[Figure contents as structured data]
■ ■ ■ ■ ■ ■ ■
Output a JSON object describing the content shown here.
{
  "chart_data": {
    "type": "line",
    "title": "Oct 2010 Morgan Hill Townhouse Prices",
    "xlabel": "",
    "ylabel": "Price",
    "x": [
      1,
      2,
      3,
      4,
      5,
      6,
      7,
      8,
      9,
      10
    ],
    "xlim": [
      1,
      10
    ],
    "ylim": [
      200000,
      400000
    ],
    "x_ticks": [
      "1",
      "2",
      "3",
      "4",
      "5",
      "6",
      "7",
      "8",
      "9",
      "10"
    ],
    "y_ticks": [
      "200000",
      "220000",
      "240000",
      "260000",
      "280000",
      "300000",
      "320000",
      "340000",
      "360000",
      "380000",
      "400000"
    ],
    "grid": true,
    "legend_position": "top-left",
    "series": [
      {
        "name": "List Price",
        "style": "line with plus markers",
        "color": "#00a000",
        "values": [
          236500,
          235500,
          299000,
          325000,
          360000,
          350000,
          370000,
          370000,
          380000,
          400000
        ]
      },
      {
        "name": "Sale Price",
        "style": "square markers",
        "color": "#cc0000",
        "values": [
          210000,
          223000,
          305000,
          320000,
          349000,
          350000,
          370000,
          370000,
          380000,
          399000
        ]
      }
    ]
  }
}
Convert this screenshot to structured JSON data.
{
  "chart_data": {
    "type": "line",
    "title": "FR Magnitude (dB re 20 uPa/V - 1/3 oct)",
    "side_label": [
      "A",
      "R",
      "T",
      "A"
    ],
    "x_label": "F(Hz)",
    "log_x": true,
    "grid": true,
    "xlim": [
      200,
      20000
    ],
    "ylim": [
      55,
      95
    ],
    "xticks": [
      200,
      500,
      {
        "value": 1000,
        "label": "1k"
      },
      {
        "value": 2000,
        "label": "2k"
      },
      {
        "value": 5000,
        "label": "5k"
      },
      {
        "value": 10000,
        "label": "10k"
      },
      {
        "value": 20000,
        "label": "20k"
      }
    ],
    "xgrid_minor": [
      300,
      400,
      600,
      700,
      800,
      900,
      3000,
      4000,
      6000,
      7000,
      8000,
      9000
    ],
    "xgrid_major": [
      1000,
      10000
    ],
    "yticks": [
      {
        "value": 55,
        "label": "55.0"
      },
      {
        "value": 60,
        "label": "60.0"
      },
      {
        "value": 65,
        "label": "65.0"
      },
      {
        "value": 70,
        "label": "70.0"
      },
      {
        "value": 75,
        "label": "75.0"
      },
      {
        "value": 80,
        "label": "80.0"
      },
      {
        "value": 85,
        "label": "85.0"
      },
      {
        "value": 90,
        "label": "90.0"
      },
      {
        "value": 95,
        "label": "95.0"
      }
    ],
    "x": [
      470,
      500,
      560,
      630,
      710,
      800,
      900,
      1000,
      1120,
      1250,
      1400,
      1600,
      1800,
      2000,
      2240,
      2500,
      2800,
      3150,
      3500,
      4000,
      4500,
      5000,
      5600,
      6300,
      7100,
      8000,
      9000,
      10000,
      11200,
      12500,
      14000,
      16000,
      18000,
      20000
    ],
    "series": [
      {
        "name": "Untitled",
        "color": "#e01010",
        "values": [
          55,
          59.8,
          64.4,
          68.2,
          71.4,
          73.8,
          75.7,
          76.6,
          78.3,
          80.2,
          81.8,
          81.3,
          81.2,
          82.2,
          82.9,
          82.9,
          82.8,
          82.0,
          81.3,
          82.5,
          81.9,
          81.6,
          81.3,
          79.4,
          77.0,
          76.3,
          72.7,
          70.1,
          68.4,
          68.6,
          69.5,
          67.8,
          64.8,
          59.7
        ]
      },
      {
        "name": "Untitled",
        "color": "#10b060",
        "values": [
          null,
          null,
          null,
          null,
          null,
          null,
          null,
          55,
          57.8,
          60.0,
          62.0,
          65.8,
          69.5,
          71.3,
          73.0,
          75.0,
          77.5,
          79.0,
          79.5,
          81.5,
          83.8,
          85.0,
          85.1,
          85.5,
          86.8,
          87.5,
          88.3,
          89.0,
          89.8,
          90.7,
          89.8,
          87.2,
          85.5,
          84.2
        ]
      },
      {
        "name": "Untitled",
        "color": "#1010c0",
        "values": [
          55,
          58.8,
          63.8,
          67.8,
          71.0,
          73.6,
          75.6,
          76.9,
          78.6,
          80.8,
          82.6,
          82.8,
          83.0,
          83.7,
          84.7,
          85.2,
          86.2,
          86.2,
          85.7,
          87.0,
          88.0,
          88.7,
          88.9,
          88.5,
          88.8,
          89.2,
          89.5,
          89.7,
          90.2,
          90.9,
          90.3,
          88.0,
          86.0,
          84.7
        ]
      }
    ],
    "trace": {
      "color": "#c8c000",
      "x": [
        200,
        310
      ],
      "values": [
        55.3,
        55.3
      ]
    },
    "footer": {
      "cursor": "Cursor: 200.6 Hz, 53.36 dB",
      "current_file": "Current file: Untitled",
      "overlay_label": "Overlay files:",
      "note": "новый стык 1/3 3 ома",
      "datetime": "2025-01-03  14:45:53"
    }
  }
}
■ ■ ■ ■ ■ ■ ■
TASK REQUIREMENTS: Print the records above exactly as they appear.

TASK SOLUTION:
Output a JSON object describing the content shown here.
{
  "chart_data": {
    "type": "line",
    "title": "Oct 2010 Morgan Hill Townhouse Prices",
    "xlabel": "",
    "ylabel": "Price",
    "x": [
      1,
      2,
      3,
      4,
      5,
      6,
      7,
      8,
      9,
      10
    ],
    "xlim": [
      1,
      10
    ],
    "ylim": [
      200000,
      400000
    ],
    "x_ticks": [
      "1",
      "2",
      "3",
      "4",
      "5",
      "6",
      "7",
      "8",
      "9",
      "10"
    ],
    "y_ticks": [
      "200000",
      "220000",
      "240000",
      "260000",
      "280000",
      "300000",
      "320000",
      "340000",
      "360000",
      "380000",
      "400000"
    ],
    "grid": true,
    "legend_position": "top-left",
    "series": [
      {
        "name": "List Price",
        "style": "line with plus markers",
        "color": "#00a000",
        "values": [
          236500,
          235500,
          299000,
          325000,
          360000,
          350000,
          370000,
          370000,
          380000,
          400000
        ]
      },
      {
        "name": "Sale Price",
        "style": "square markers",
        "color": "#cc0000",
        "values": [
          210000,
          223000,
          305000,
          320000,
          349000,
          350000,
          370000,
          370000,
          380000,
          399000
        ]
      }
    ]
  }
}
Convert this screenshot to structured JSON data.
{
  "chart_data": {
    "type": "line",
    "title": "FR Magnitude (dB re 20 uPa/V - 1/3 oct)",
    "side_label": [
      "A",
      "R",
      "T",
      "A"
    ],
    "x_label": "F(Hz)",
    "log_x": true,
    "grid": true,
    "xlim": [
      200,
      20000
    ],
    "ylim": [
      55,
      95
    ],
    "xticks": [
      200,
      500,
      {
        "value": 1000,
        "label": "1k"
      },
      {
        "value": 2000,
        "label": "2k"
      },
      {
        "value": 5000,
        "label": "5k"
      },
      {
        "value": 10000,
        "label": "10k"
      },
      {
        "value": 20000,
        "label": "20k"
      }
    ],
    "xgrid_minor": [
      300,
      400,
      600,
      700,
      800,
      900,
      3000,
      4000,
      6000,
      7000,
      8000,
      9000
    ],
    "xgrid_major": [
      1000,
      10000
    ],
    "yticks": [
      {
        "value": 55,
        "label": "55.0"
      },
      {
        "value": 60,
        "label": "60.0"
      },
      {
        "value": 65,
        "label": "65.0"
      },
      {
        "value": 70,
        "label": "70.0"
      },
      {
        "value": 75,
        "label": "75.0"
      },
      {
        "value": 80,
        "label": "80.0"
      },
      {
        "value": 85,
        "label": "85.0"
      },
      {
        "value": 90,
        "label": "90.0"
      },
      {
        "value": 95,
        "label": "95.0"
      }
    ],
    "x": [
      470,
      500,
      560,
      630,
      710,
      800,
      900,
      1000,
      1120,
      1250,
      1400,
      1600,
      1800,
      2000,
      2240,
      2500,
      2800,
      3150,
      3500,
      4000,
      4500,
      5000,
      5600,
      6300,
      7100,
      8000,
      9000,
      10000,
      11200,
      12500,
      14000,
      16000,
      18000,
      20000
    ],
    "series": [
      {
        "name": "Untitled",
        "color": "#e01010",
        "values": [
          55,
          59.8,
          64.4,
          68.2,
          71.4,
          73.8,
          75.7,
          76.6,
          78.3,
          80.2,
          81.8,
          81.3,
          81.2,
          82.2,
          82.9,
          82.9,
          82.8,
          82.0,
          81.3,
          82.5,
          81.9,
          81.6,
          81.3,
          79.4,
          77.0,
          76.3,
          72.7,
          70.1,
          68.4,
          68.6,
          69.5,
          67.8,
          64.8,
          59.7
        ]
      },
      {
        "name": "Untitled",
        "color": "#10b060",
        "values": [
          null,
          null,
          null,
          null,
          null,
          null,
          null,
          55,
          57.8,
          60.0,
          62.0,
          65.8,
          69.5,
          71.3,
          73.0,
          75.0,
          77.5,
          79.0,
          79.5,
          81.5,
          83.8,
          85.0,
          85.1,
          85.5,
          86.8,
          87.5,
          88.3,
          89.0,
          89.8,
          90.7,
          89.8,
          87.2,
          85.5,
          84.2
        ]
      },
      {
        "name": "Untitled",
        "color": "#1010c0",
        "values": [
          55,
          58.8,
          63.8,
          67.8,
          71.0,
          73.6,
          75.6,
          76.9,
          78.6,
          80.8,
          82.6,
          82.8,
          83.0,
          83.7,
          84.7,
          85.2,
          86.2,
          86.2,
          85.7,
          87.0,
          88.0,
          88.7,
          88.9,
          88.5,
          88.8,
          89.2,
          89.5,
          89.7,
          90.2,
          90.9,
          90.3,
          88.0,
          86.0,
          84.7
        ]
      }
    ],
    "trace": {
      "color": "#c8c000",
      "x": [
        200,
        310
      ],
      "values": [
        55.3,
        55.3
      ]
    },
    "footer": {
      "cursor": "Cursor: 200.6 Hz, 53.36 dB",
      "current_file": "Current file: Untitled",
      "overlay_label": "Overlay files:",
      "note": "новый стык 1/3 3 ома",
      "datetime": "2025-01-03  14:45:53"
    }
  }
}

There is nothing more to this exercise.